» **WHAT THE TASK REQUIRES**
Return every record below exactly as written, omitting any pictures.

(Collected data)
———
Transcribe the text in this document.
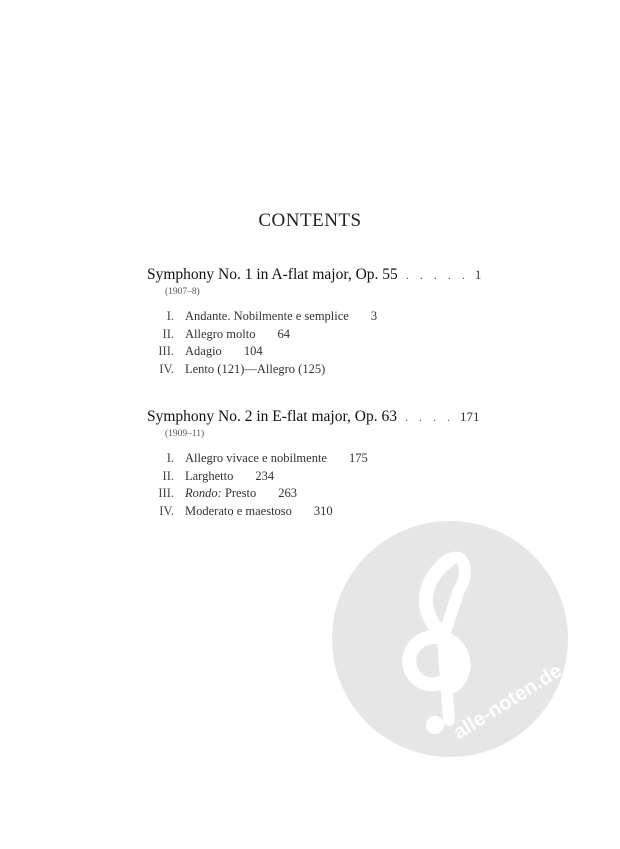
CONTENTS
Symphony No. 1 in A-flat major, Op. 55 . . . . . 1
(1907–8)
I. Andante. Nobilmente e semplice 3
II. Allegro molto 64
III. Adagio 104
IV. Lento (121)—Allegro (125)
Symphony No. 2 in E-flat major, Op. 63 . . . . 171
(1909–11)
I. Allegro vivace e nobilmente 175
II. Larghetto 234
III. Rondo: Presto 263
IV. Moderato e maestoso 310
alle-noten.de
———
» **RESPONSE**
Transcribe the text in this document.
CONTENTS
Symphony No. 1 in A-flat major, Op. 55 . . . . . 1
(1907–8)
I. Andante. Nobilmente e semplice 3
II. Allegro molto 64
III. Adagio 104
IV. Lento (121)—Allegro (125)
Symphony No. 2 in E-flat major, Op. 63 . . . . 171
(1909–11)
I. Allegro vivace e nobilmente 175
II. Larghetto 234
III. Rondo: Presto 263
IV. Moderato e maestoso 310
alle-noten.de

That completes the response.